=== MATERIAL SHOWN ===

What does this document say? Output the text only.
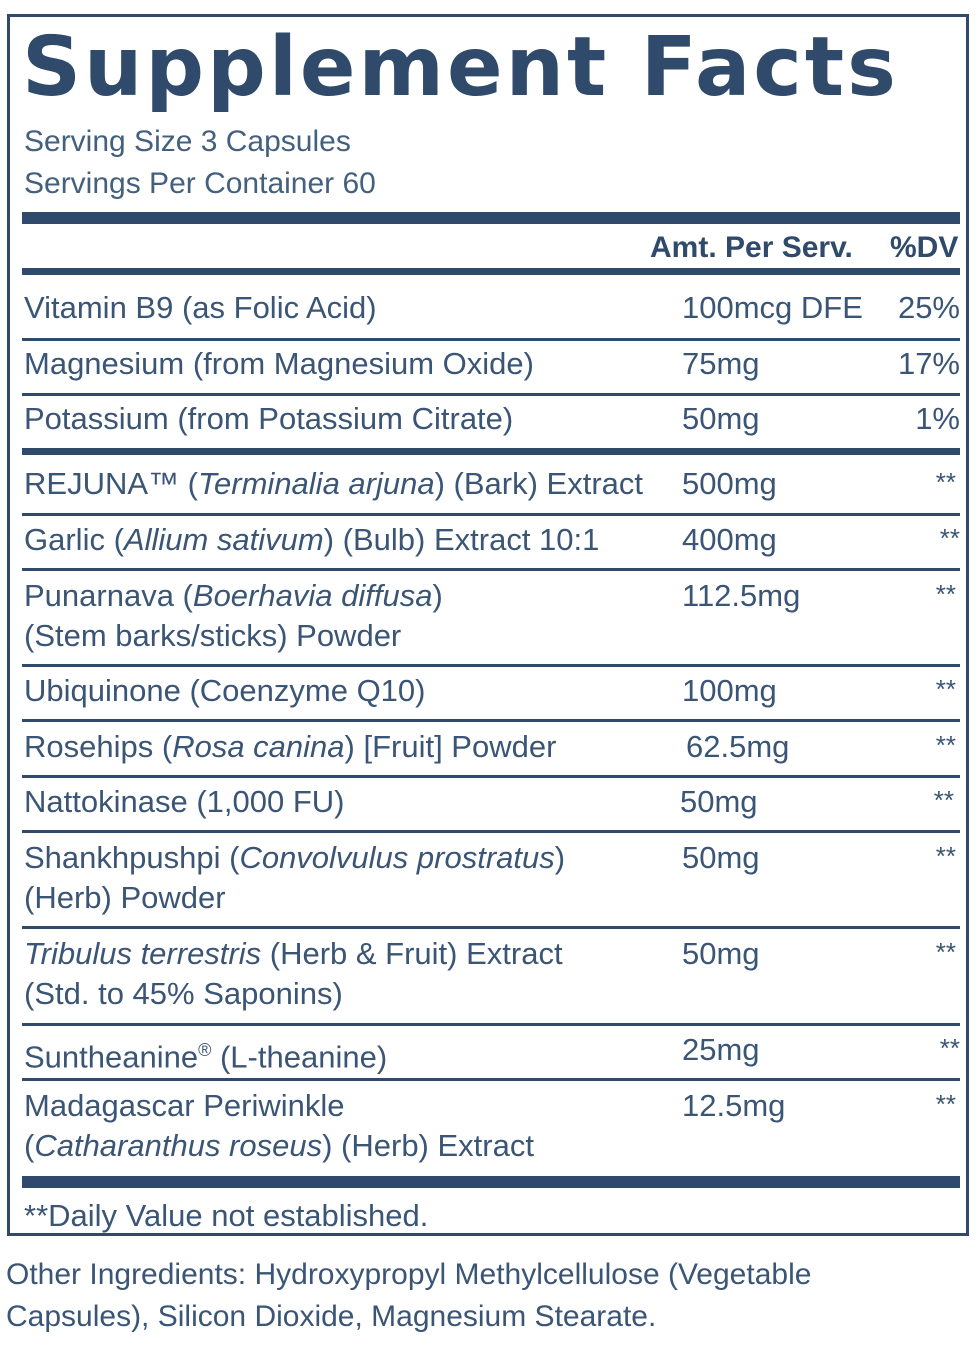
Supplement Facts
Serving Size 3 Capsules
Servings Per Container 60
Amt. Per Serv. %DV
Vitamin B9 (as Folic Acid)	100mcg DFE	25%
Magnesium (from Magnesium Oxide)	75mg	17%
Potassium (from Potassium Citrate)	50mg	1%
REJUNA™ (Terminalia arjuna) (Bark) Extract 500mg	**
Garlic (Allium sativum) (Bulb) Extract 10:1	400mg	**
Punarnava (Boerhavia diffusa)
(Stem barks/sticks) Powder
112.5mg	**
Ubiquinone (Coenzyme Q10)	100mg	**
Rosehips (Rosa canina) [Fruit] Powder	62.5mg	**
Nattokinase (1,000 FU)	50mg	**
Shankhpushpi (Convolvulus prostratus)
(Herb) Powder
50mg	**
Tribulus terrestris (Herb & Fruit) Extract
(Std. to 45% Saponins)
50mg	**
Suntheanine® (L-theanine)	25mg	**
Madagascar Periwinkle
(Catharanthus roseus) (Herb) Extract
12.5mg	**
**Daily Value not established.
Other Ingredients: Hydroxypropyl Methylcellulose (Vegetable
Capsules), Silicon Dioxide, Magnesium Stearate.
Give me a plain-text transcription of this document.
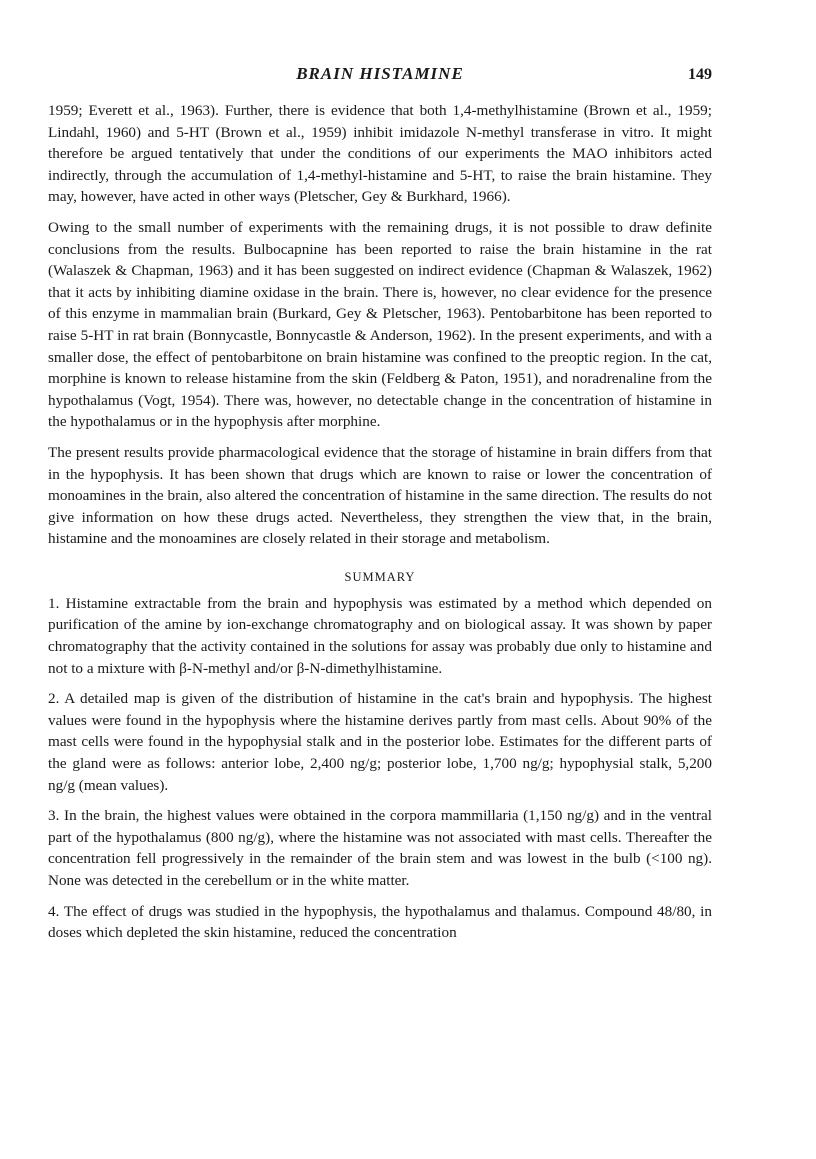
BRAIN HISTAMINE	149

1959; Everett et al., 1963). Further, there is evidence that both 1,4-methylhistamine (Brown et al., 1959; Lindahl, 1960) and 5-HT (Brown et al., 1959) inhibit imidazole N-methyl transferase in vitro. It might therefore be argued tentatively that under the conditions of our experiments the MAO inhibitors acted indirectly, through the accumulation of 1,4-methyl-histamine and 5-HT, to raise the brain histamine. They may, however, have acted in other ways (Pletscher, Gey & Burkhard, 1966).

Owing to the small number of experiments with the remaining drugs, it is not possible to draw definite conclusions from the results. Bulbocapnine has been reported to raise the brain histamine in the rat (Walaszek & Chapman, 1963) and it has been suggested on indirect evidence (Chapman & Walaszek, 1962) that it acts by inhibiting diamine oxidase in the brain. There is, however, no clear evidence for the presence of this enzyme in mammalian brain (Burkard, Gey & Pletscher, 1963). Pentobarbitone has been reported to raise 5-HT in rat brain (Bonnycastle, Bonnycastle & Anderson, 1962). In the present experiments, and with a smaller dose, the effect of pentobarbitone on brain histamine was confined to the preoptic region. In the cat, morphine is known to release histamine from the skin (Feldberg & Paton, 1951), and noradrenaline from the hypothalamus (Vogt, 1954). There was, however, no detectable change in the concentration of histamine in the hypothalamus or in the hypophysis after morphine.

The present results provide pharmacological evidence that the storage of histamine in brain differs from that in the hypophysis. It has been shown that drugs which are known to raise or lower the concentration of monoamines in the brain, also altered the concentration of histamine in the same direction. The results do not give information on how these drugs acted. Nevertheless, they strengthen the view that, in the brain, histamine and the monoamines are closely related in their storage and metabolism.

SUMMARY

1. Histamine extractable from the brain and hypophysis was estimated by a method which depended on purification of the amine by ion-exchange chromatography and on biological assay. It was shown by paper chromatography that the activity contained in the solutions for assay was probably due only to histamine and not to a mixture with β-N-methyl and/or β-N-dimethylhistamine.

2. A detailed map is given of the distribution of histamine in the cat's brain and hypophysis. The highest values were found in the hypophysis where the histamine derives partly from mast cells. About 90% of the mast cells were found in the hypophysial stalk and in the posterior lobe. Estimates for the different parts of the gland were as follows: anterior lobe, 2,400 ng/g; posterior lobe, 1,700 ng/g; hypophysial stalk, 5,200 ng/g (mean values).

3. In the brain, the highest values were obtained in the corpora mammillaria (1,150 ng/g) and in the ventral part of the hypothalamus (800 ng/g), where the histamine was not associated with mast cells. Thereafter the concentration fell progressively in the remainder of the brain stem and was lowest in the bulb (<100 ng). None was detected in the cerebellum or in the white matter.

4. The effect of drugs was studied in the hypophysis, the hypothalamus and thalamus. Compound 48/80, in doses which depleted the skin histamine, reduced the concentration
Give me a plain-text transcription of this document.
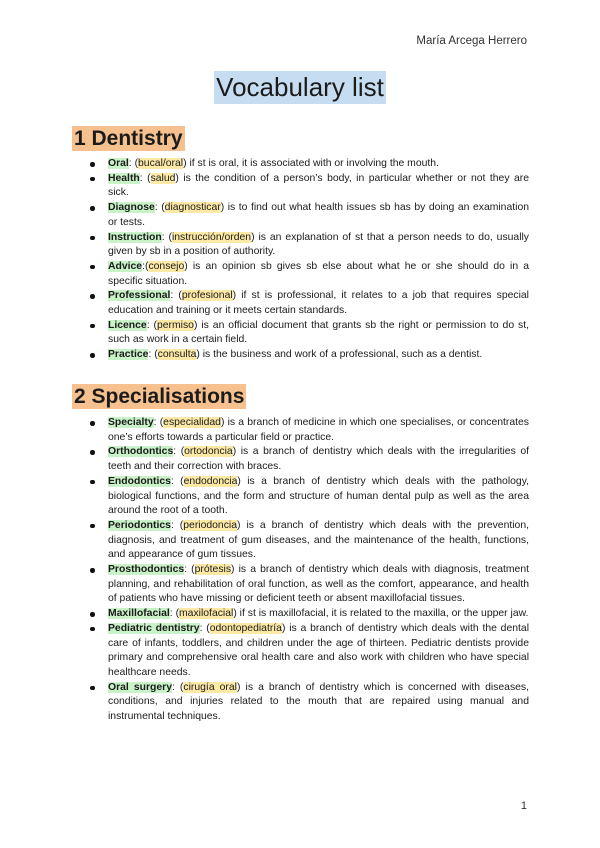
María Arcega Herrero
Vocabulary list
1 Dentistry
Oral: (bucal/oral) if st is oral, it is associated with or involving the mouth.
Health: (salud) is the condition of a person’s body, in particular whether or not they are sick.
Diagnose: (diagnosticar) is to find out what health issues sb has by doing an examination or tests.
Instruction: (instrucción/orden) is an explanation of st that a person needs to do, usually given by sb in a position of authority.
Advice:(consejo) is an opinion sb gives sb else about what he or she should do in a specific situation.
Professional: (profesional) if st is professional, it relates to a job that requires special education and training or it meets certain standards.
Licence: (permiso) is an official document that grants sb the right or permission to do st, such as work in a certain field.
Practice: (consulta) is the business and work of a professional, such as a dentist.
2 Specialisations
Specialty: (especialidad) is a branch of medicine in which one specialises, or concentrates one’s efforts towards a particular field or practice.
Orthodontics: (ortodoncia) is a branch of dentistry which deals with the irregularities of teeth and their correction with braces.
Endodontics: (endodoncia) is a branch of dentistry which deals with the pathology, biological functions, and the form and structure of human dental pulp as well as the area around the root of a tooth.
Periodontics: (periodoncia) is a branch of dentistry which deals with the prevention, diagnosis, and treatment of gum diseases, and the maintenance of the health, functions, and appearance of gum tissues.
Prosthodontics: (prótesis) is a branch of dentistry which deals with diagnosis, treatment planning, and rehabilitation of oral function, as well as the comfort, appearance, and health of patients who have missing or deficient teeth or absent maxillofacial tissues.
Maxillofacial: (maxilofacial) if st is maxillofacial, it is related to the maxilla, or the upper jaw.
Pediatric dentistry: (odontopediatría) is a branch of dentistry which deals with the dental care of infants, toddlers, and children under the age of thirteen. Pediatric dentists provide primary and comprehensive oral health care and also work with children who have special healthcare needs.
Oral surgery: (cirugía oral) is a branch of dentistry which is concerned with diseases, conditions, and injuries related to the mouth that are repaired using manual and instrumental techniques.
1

===

DESCRIPTION OF THE TASK
For every line above that includes the word "their", return the line.

RESPONSE
The present results provide pharmacological evidence that the storage of histamine in brain differs from that in the hypophysis. It has been shown that drugs which are known to raise or lower the concentration of monoamines in the brain, also altered the concentration of histamine in the same direction. The results do not give information on how these drugs acted. Nevertheless, they strengthen the view that, in the brain, histamine and the monoamines are closely related in their storage and metabolism.
Orthodontics: (ortodoncia) is a branch of dentistry which deals with the irregularities of teeth and their correction with braces.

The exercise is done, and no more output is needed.